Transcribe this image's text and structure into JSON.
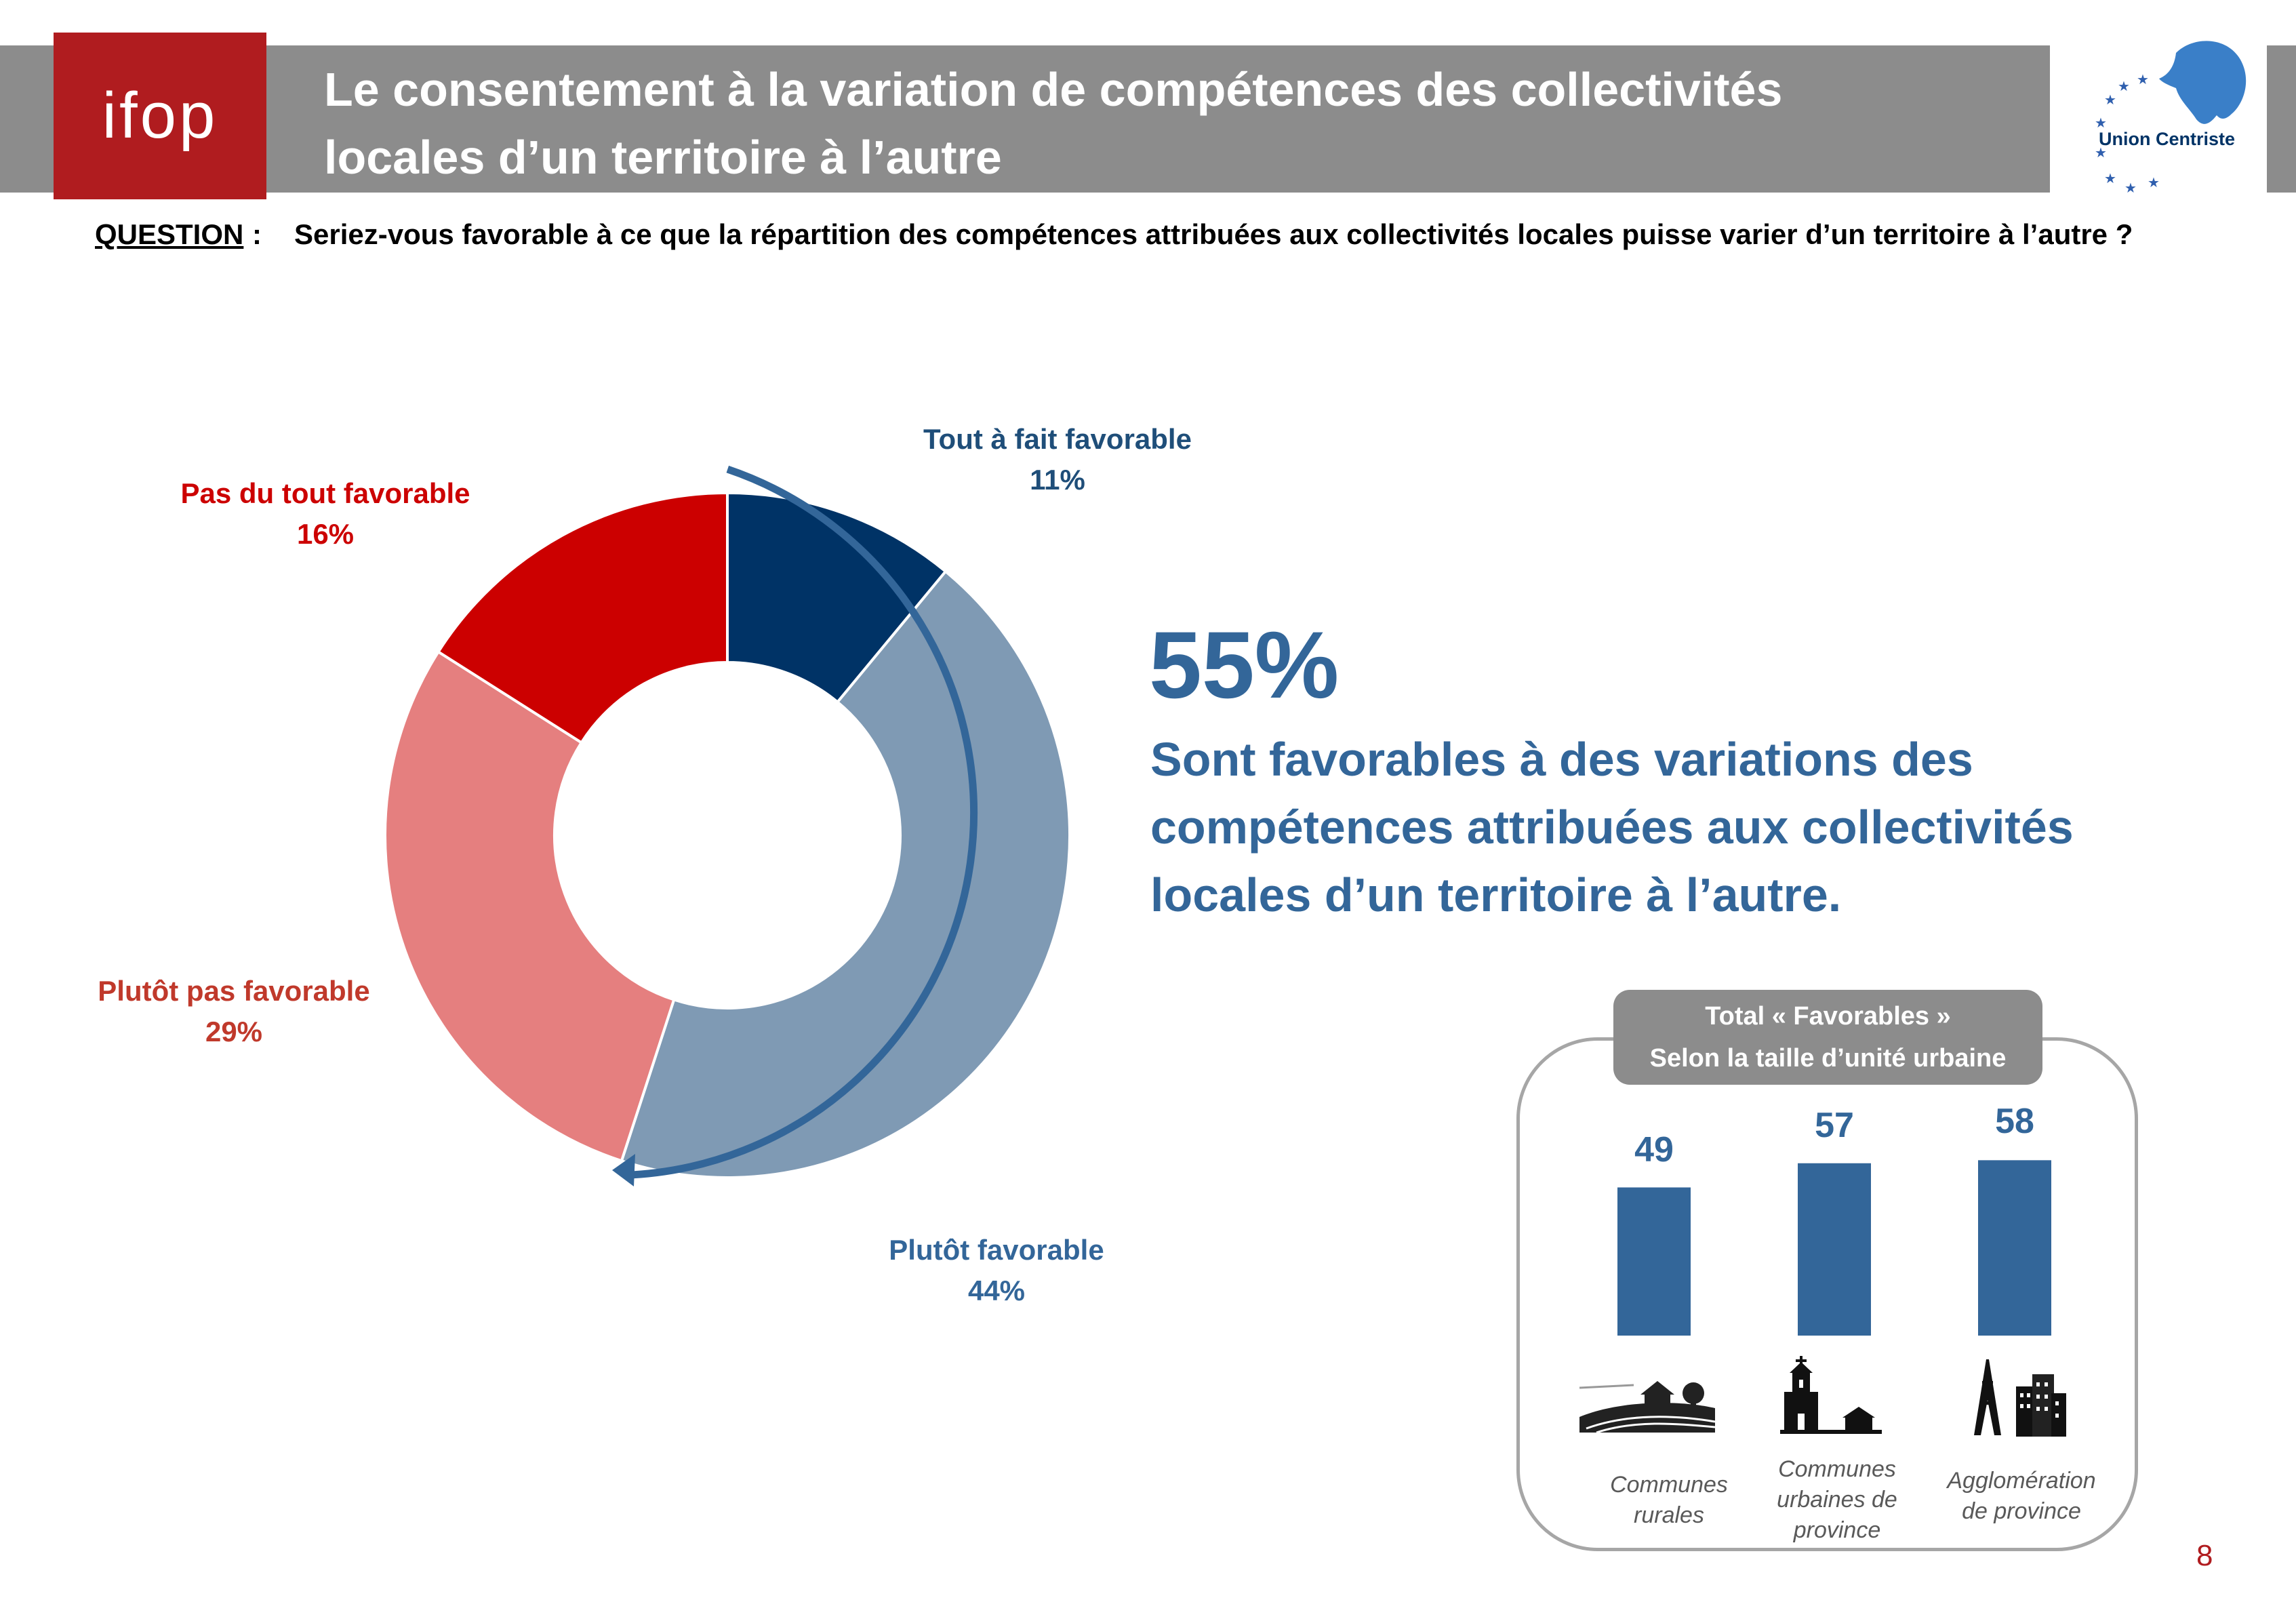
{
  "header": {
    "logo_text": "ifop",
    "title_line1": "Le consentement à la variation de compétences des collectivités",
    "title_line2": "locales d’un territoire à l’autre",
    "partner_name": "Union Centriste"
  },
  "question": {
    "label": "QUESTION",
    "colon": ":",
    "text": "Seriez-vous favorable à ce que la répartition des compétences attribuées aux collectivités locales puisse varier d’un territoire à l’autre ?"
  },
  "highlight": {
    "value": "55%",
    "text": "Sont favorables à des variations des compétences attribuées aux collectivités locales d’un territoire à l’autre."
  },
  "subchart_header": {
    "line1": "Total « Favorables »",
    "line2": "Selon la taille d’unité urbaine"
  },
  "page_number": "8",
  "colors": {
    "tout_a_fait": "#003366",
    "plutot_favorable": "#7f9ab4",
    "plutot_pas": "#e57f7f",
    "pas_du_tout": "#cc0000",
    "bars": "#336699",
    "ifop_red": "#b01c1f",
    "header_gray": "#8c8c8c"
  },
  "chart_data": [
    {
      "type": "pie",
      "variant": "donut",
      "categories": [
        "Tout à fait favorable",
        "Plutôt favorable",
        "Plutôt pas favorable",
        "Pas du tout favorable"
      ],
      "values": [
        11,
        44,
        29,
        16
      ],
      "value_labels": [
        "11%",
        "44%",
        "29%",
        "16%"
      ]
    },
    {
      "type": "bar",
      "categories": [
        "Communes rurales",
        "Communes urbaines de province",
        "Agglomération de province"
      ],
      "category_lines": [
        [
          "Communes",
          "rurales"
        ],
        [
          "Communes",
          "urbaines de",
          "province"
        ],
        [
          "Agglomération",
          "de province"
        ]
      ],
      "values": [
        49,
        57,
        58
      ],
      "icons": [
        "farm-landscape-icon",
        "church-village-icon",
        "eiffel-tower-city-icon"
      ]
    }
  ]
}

------

▶ _The task_: Each record above should be copied character for character, with pictures dropped.

▶ _Response to the exercise_:
Transcribe this image's text and structure into JSON.
{
  "header": {
    "logo_text": "ifop",
    "title_line1": "Le consentement à la variation de compétences des collectivités",
    "title_line2": "locales d’un territoire à l’autre",
    "partner_name": "Union Centriste"
  },
  "question": {
    "label": "QUESTION",
    "colon": ":",
    "text": "Seriez-vous favorable à ce que la répartition des compétences attribuées aux collectivités locales puisse varier d’un territoire à l’autre ?"
  },
  "highlight": {
    "value": "55%",
    "text": "Sont favorables à des variations des compétences attribuées aux collectivités locales d’un territoire à l’autre."
  },
  "subchart_header": {
    "line1": "Total « Favorables »",
    "line2": "Selon la taille d’unité urbaine"
  },
  "page_number": "8",
  "colors": {
    "tout_a_fait": "#003366",
    "plutot_favorable": "#7f9ab4",
    "plutot_pas": "#e57f7f",
    "pas_du_tout": "#cc0000",
    "bars": "#336699",
    "ifop_red": "#b01c1f",
    "header_gray": "#8c8c8c"
  },
  "chart_data": [
    {
      "type": "pie",
      "variant": "donut",
      "categories": [
        "Tout à fait favorable",
        "Plutôt favorable",
        "Plutôt pas favorable",
        "Pas du tout favorable"
      ],
      "values": [
        11,
        44,
        29,
        16
      ],
      "value_labels": [
        "11%",
        "44%",
        "29%",
        "16%"
      ]
    },
    {
      "type": "bar",
      "categories": [
        "Communes rurales",
        "Communes urbaines de province",
        "Agglomération de province"
      ],
      "category_lines": [
        [
          "Communes",
          "rurales"
        ],
        [
          "Communes",
          "urbaines de",
          "province"
        ],
        [
          "Agglomération",
          "de province"
        ]
      ],
      "values": [
        49,
        57,
        58
      ],
      "icons": [
        "farm-landscape-icon",
        "church-village-icon",
        "eiffel-tower-city-icon"
      ]
    }
  ]
}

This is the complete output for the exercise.